**Aim of the exercise**. Select every line below containing the word "Current".

Items from a figure collection:
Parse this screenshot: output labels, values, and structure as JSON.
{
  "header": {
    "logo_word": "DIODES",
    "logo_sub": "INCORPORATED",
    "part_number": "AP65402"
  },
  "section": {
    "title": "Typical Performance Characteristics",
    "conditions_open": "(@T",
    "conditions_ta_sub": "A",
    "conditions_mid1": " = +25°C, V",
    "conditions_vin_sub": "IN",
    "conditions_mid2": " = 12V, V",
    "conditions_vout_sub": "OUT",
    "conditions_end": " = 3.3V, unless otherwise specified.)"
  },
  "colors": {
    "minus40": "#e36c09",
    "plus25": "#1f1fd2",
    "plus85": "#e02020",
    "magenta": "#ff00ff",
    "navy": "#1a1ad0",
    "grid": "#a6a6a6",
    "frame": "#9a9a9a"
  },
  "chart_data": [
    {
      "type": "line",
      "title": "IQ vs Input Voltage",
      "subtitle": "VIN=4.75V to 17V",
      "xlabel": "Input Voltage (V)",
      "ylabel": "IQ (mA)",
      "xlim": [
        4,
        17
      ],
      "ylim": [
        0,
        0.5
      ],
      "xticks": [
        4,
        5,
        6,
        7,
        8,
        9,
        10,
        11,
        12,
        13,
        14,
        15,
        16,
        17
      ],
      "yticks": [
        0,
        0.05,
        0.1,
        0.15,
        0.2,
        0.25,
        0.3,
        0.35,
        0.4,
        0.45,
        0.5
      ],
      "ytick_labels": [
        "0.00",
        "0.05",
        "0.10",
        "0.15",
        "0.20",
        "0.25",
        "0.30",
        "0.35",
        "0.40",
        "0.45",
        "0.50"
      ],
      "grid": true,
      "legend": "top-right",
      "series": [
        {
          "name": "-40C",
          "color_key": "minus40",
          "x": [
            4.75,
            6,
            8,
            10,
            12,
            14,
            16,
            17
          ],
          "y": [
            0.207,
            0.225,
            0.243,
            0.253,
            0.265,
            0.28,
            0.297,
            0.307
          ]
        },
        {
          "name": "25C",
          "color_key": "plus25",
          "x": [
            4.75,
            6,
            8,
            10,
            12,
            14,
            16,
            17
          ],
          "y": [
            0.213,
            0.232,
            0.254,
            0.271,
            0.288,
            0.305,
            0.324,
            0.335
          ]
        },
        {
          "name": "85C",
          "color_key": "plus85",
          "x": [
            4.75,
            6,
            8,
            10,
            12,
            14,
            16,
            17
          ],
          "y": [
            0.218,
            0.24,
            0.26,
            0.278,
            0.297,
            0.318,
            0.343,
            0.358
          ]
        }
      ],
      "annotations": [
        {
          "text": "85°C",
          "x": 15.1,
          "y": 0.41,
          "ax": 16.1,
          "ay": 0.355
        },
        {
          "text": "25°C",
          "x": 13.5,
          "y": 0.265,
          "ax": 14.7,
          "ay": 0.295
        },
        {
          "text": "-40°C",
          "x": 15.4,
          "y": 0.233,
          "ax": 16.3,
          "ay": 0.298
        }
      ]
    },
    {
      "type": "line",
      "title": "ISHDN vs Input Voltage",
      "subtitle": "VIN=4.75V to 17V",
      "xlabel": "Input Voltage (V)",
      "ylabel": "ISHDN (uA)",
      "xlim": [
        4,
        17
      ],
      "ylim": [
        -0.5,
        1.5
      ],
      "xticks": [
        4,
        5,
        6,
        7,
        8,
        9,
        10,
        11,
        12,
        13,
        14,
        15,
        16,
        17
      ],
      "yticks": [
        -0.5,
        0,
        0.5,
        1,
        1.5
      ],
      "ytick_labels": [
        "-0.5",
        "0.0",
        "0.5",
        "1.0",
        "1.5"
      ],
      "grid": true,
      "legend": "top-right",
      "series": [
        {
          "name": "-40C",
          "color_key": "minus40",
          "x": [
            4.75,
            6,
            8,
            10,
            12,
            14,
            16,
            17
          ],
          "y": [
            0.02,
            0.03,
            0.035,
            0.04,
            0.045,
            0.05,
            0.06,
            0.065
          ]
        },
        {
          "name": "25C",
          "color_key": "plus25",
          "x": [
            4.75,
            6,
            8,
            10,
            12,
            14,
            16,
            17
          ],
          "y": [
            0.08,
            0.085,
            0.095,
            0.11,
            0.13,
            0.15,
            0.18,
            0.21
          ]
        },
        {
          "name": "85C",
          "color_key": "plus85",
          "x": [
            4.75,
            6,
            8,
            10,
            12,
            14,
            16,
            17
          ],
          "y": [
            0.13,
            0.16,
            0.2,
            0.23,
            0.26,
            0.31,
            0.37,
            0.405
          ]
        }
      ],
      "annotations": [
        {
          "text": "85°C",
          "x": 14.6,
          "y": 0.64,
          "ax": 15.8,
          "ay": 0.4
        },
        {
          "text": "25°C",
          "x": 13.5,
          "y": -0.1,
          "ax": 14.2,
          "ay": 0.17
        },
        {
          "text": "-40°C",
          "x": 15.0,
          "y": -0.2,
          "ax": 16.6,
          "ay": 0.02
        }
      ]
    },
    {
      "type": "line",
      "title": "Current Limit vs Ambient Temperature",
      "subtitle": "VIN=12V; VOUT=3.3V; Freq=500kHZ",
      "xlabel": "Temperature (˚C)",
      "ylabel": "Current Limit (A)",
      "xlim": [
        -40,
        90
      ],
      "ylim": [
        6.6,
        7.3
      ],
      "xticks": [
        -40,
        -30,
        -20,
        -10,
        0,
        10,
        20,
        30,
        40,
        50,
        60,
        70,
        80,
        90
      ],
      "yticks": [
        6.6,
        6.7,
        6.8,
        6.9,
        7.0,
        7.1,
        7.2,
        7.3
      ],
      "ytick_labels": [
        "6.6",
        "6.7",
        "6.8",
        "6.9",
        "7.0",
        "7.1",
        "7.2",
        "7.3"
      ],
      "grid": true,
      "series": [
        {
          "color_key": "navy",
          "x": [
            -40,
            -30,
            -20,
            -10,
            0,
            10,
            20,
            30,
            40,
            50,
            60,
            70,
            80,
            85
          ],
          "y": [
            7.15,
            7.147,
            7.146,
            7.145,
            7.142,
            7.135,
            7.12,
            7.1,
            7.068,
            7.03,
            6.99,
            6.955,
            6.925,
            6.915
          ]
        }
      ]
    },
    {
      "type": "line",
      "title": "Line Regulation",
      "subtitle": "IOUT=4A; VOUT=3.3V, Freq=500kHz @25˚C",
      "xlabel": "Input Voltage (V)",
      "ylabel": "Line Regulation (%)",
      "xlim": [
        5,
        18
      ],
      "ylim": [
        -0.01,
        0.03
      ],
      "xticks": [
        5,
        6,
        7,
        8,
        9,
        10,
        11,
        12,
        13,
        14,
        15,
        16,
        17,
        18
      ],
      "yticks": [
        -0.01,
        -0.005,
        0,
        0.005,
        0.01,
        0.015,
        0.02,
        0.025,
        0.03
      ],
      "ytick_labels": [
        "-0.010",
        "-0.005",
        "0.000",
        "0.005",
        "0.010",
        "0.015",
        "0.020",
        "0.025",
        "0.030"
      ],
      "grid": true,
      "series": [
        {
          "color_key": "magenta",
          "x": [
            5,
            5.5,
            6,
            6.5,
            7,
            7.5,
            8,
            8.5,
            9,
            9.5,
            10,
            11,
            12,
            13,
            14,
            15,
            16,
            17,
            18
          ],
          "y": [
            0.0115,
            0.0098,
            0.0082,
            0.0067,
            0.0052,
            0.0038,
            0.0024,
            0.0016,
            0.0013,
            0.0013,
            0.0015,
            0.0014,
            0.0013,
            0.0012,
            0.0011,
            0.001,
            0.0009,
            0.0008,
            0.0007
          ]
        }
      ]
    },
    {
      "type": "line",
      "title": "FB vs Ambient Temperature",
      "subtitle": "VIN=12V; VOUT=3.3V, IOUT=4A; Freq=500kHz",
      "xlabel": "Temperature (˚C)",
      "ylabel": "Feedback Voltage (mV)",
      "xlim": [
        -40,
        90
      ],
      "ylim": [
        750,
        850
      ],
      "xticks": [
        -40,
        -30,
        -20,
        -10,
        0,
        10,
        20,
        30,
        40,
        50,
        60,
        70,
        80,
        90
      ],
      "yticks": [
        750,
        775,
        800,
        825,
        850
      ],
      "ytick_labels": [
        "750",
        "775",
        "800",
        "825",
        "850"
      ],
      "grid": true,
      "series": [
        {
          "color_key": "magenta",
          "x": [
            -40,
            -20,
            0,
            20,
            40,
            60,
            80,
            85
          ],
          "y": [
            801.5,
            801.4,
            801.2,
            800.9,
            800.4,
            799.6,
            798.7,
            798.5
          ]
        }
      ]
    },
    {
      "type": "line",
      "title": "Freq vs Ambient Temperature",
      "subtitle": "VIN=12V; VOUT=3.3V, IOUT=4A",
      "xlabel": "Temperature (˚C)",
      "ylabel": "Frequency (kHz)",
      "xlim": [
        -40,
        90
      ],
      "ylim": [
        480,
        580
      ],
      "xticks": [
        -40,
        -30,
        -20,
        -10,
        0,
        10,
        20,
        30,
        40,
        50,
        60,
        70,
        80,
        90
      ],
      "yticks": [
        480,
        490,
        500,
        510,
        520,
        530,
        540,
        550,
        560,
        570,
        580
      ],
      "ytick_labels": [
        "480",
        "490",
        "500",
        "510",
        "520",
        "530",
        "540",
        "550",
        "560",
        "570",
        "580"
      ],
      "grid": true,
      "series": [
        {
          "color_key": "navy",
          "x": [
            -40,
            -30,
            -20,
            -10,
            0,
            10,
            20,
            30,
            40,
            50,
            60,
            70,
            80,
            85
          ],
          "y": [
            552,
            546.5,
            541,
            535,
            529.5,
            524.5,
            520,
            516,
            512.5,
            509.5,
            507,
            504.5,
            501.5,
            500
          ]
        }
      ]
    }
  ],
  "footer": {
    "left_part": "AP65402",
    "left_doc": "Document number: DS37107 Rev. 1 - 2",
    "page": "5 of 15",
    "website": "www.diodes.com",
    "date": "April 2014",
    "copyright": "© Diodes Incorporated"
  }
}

**Reply**.
      "title": "Current Limit vs Ambient Temperature",
      "ylabel": "Current Limit (A)",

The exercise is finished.